(Extracted data entries)
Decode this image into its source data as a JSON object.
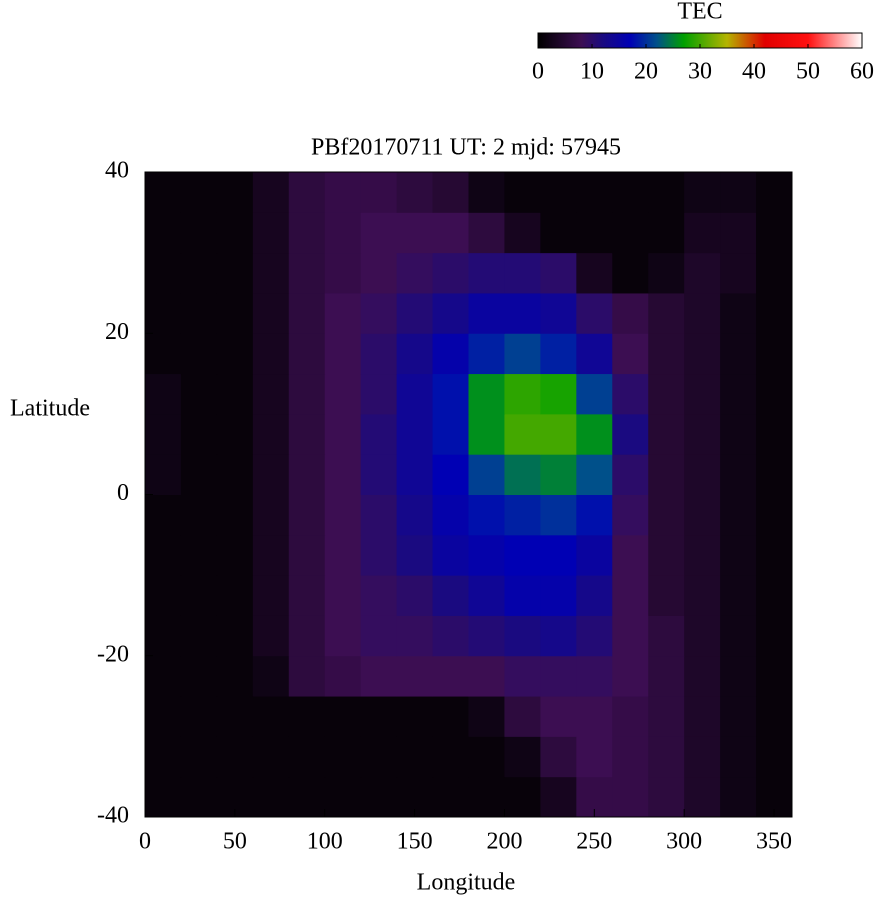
{
  "chart_data": {
    "type": "heatmap",
    "title": "PBf20170711  UT: 2  mjd: 57945",
    "xlabel": "Longitude",
    "ylabel": "Latitude",
    "colorbar_label": "TEC",
    "x": [
      10,
      30,
      50,
      70,
      90,
      110,
      130,
      150,
      170,
      190,
      210,
      230,
      250,
      270,
      290,
      310,
      330,
      350
    ],
    "y": [
      -37.5,
      -32.5,
      -27.5,
      -22.5,
      -17.5,
      -12.5,
      -7.5,
      -2.5,
      2.5,
      7.5,
      12.5,
      17.5,
      22.5,
      27.5,
      32.5,
      37.5
    ],
    "z": [
      [
        1,
        1,
        1,
        1,
        1,
        1,
        1,
        1,
        1,
        1,
        1,
        3,
        7,
        7,
        6,
        4,
        2,
        1
      ],
      [
        1,
        1,
        1,
        1,
        1,
        1,
        1,
        1,
        1,
        1,
        2,
        6,
        8,
        7,
        6,
        4,
        2,
        1
      ],
      [
        1,
        1,
        1,
        1,
        1,
        1,
        1,
        1,
        1,
        2,
        6,
        8,
        8,
        7,
        6,
        4,
        2,
        1
      ],
      [
        1,
        1,
        1,
        2,
        6,
        7,
        8,
        8,
        8,
        8,
        9,
        9,
        9,
        8,
        6,
        4,
        2,
        1
      ],
      [
        1,
        1,
        1,
        3,
        6,
        8,
        9,
        9,
        10,
        11,
        12,
        13,
        11,
        8,
        6,
        4,
        2,
        1
      ],
      [
        1,
        1,
        1,
        3,
        6,
        8,
        9,
        10,
        12,
        14,
        16,
        16,
        13,
        8,
        5,
        4,
        2,
        1
      ],
      [
        1,
        1,
        1,
        3,
        6,
        8,
        10,
        12,
        15,
        16,
        17,
        17,
        15,
        8,
        5,
        4,
        2,
        1
      ],
      [
        1,
        1,
        1,
        3,
        6,
        8,
        10,
        13,
        16,
        18,
        19,
        20,
        18,
        9,
        5,
        4,
        2,
        1
      ],
      [
        2,
        1,
        1,
        3,
        6,
        8,
        11,
        14,
        17,
        21,
        24,
        25,
        22,
        10,
        5,
        4,
        2,
        1
      ],
      [
        2,
        1,
        1,
        3,
        6,
        8,
        11,
        14,
        18,
        26,
        30,
        30,
        26,
        12,
        5,
        4,
        2,
        1
      ],
      [
        2,
        1,
        1,
        3,
        6,
        8,
        10,
        14,
        18,
        26,
        29,
        28,
        21,
        10,
        5,
        4,
        2,
        1
      ],
      [
        1,
        1,
        1,
        3,
        6,
        8,
        10,
        13,
        16,
        19,
        21,
        19,
        14,
        8,
        5,
        4,
        2,
        1
      ],
      [
        1,
        1,
        1,
        3,
        6,
        8,
        9,
        11,
        13,
        15,
        15,
        14,
        10,
        7,
        5,
        4,
        2,
        1
      ],
      [
        1,
        1,
        1,
        3,
        6,
        7,
        8,
        9,
        10,
        11,
        11,
        10,
        3,
        1,
        2,
        4,
        3,
        1
      ],
      [
        1,
        1,
        1,
        3,
        6,
        7,
        8,
        8,
        8,
        6,
        3,
        1,
        1,
        1,
        1,
        3,
        3,
        1
      ],
      [
        1,
        1,
        1,
        3,
        6,
        7,
        7,
        6,
        5,
        2,
        1,
        1,
        1,
        1,
        1,
        2,
        2,
        1
      ]
    ],
    "xlim": [
      0,
      360
    ],
    "xticks": [
      0,
      50,
      100,
      150,
      200,
      250,
      300,
      350
    ],
    "ylim": [
      -40,
      40
    ],
    "yticks": [
      -40,
      -20,
      0,
      20,
      40
    ],
    "zlim": [
      0,
      60
    ],
    "zticks": [
      0,
      10,
      20,
      30,
      40,
      50,
      60
    ],
    "colorscale": [
      [
        0,
        "#000000"
      ],
      [
        8,
        "#3c0e52"
      ],
      [
        12,
        "#1a0a80"
      ],
      [
        17,
        "#0000b4"
      ],
      [
        22,
        "#00508a"
      ],
      [
        27,
        "#00a000"
      ],
      [
        35,
        "#b4b400"
      ],
      [
        42,
        "#e00000"
      ],
      [
        50,
        "#ff1010"
      ],
      [
        60,
        "#ffffff"
      ]
    ]
  }
}
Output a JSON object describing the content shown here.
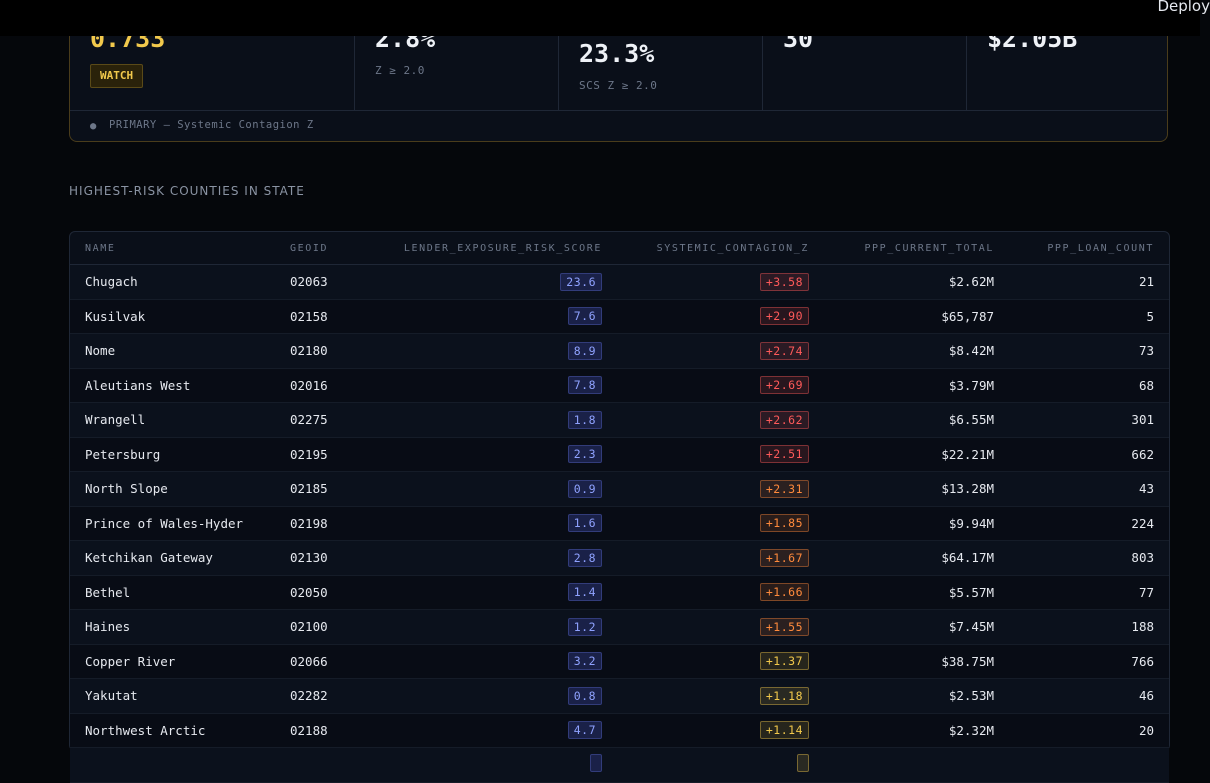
{
  "topbar": {
    "deploy_label": "Deploy"
  },
  "metrics": [
    {
      "value": "0.733",
      "highlight": true,
      "badge": "WATCH",
      "sub": ""
    },
    {
      "value": "2.8%",
      "sub": "Z ≥ 2.0"
    },
    {
      "value": "23.3%",
      "sub": "SCS Z ≥ 2.0"
    },
    {
      "value": "30",
      "sub": ""
    },
    {
      "value": "$2.05B",
      "sub": ""
    }
  ],
  "metrics_footer": {
    "dot": "●",
    "text": "PRIMARY — Systemic Contagion Z"
  },
  "section_title": "HIGHEST-RISK COUNTIES IN STATE",
  "table": {
    "columns": [
      "NAME",
      "GEOID",
      "LENDER_EXPOSURE_RISK_SCORE",
      "SYSTEMIC_CONTAGION_Z",
      "PPP_CURRENT_TOTAL",
      "PPP_LOAN_COUNT"
    ],
    "rows": [
      {
        "name": "Chugach",
        "geoid": "02063",
        "lers": "23.6",
        "scz": "+3.58",
        "scz_color": "#ff5a5a",
        "ppp": "$2.62M",
        "count": "21"
      },
      {
        "name": "Kusilvak",
        "geoid": "02158",
        "lers": "7.6",
        "scz": "+2.90",
        "scz_color": "#ff5a5a",
        "ppp": "$65,787",
        "count": "5"
      },
      {
        "name": "Nome",
        "geoid": "02180",
        "lers": "8.9",
        "scz": "+2.74",
        "scz_color": "#ff5a5a",
        "ppp": "$8.42M",
        "count": "73"
      },
      {
        "name": "Aleutians West",
        "geoid": "02016",
        "lers": "7.8",
        "scz": "+2.69",
        "scz_color": "#ff5a5a",
        "ppp": "$3.79M",
        "count": "68"
      },
      {
        "name": "Wrangell",
        "geoid": "02275",
        "lers": "1.8",
        "scz": "+2.62",
        "scz_color": "#ff5a5a",
        "ppp": "$6.55M",
        "count": "301"
      },
      {
        "name": "Petersburg",
        "geoid": "02195",
        "lers": "2.3",
        "scz": "+2.51",
        "scz_color": "#ff5a5a",
        "ppp": "$22.21M",
        "count": "662"
      },
      {
        "name": "North Slope",
        "geoid": "02185",
        "lers": "0.9",
        "scz": "+2.31",
        "scz_color": "#ff8a3c",
        "ppp": "$13.28M",
        "count": "43"
      },
      {
        "name": "Prince of Wales-Hyder",
        "geoid": "02198",
        "lers": "1.6",
        "scz": "+1.85",
        "scz_color": "#ff8a3c",
        "ppp": "$9.94M",
        "count": "224"
      },
      {
        "name": "Ketchikan Gateway",
        "geoid": "02130",
        "lers": "2.8",
        "scz": "+1.67",
        "scz_color": "#ff8a3c",
        "ppp": "$64.17M",
        "count": "803"
      },
      {
        "name": "Bethel",
        "geoid": "02050",
        "lers": "1.4",
        "scz": "+1.66",
        "scz_color": "#ff8a3c",
        "ppp": "$5.57M",
        "count": "77"
      },
      {
        "name": "Haines",
        "geoid": "02100",
        "lers": "1.2",
        "scz": "+1.55",
        "scz_color": "#ff8a3c",
        "ppp": "$7.45M",
        "count": "188"
      },
      {
        "name": "Copper River",
        "geoid": "02066",
        "lers": "3.2",
        "scz": "+1.37",
        "scz_color": "#f2c94c",
        "ppp": "$38.75M",
        "count": "766"
      },
      {
        "name": "Yakutat",
        "geoid": "02282",
        "lers": "0.8",
        "scz": "+1.18",
        "scz_color": "#f2c94c",
        "ppp": "$2.53M",
        "count": "46"
      },
      {
        "name": "Northwest Arctic",
        "geoid": "02188",
        "lers": "4.7",
        "scz": "+1.14",
        "scz_color": "#f2c94c",
        "ppp": "$2.32M",
        "count": "20"
      },
      {
        "name": "",
        "geoid": "",
        "lers": "",
        "scz": "",
        "scz_color": "#f2c94c",
        "ppp": "",
        "count": ""
      }
    ]
  }
}
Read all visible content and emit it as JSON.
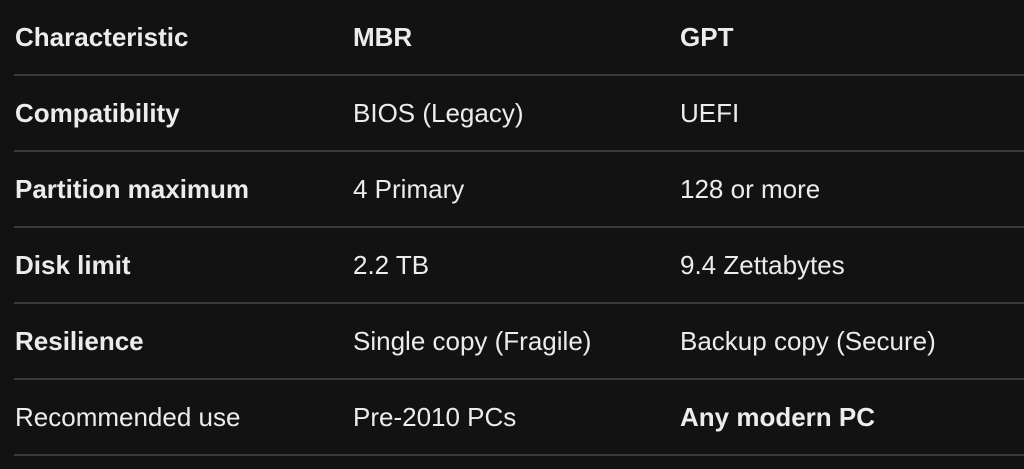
{
  "table": {
    "headers": [
      "Characteristic",
      "MBR",
      "GPT"
    ],
    "rows": [
      [
        "Compatibility",
        "BIOS (Legacy)",
        "UEFI"
      ],
      [
        "Partition maximum",
        "4 Primary",
        "128 or more"
      ],
      [
        "Disk limit",
        "2.2 TB",
        "9.4 Zettabytes"
      ],
      [
        "Resilience",
        "Single copy (Fragile)",
        "Backup copy (Secure)"
      ],
      [
        "Recommended use",
        "Pre-2010 PCs",
        "Any modern PC"
      ]
    ]
  }
}
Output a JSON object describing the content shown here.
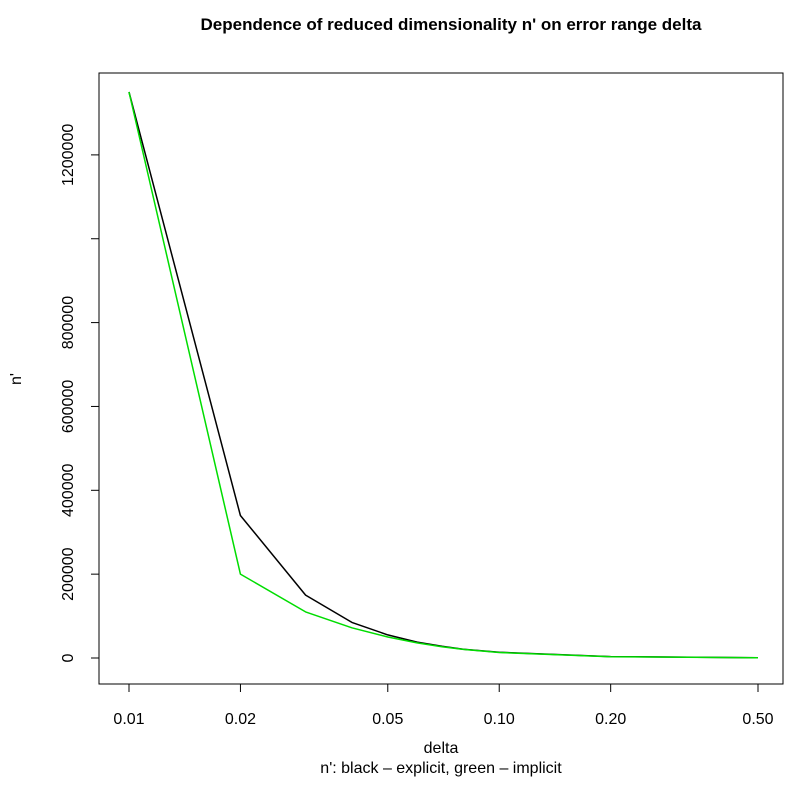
{
  "chart_data": {
    "type": "line",
    "title": "Dependence of reduced dimensionality n' on error range delta",
    "xlabel": "delta",
    "subtitle": "n': black – explicit, green – implicit",
    "ylabel": "n'",
    "x_scale": "log",
    "xlim": [
      0.01,
      0.5
    ],
    "ylim": [
      0,
      1350000
    ],
    "x_ticks": [
      0.01,
      0.02,
      0.05,
      0.1,
      0.2,
      0.5
    ],
    "x_tick_labels": [
      "0.01",
      "0.02",
      "0.05",
      "0.10",
      "0.20",
      "0.50"
    ],
    "y_ticks": [
      0,
      200000,
      400000,
      600000,
      800000,
      1000000,
      1200000
    ],
    "y_tick_labels": [
      "0",
      "200000",
      "400000",
      "600000",
      "800000",
      "",
      "1200000"
    ],
    "grid": false,
    "legend": "none",
    "series": [
      {
        "color": "#000000",
        "x": [
          0.01,
          0.02,
          0.03,
          0.04,
          0.05,
          0.06,
          0.07,
          0.08,
          0.1,
          0.2,
          0.5
        ],
        "y": [
          1350000,
          340000,
          150000,
          85000,
          55000,
          38000,
          28000,
          21000,
          13500,
          3400,
          540
        ]
      },
      {
        "color": "#00dd00",
        "x": [
          0.01,
          0.02,
          0.03,
          0.04,
          0.05,
          0.06,
          0.07,
          0.08,
          0.1,
          0.2,
          0.5
        ],
        "y": [
          1350000,
          200000,
          110000,
          72000,
          50000,
          36000,
          27000,
          20500,
          13000,
          3200,
          500
        ]
      }
    ]
  }
}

■ **Exercise details**: Your answer should be a single number: the count of lines in the data that include the word "JSON".

■ **Exercise solution**: 4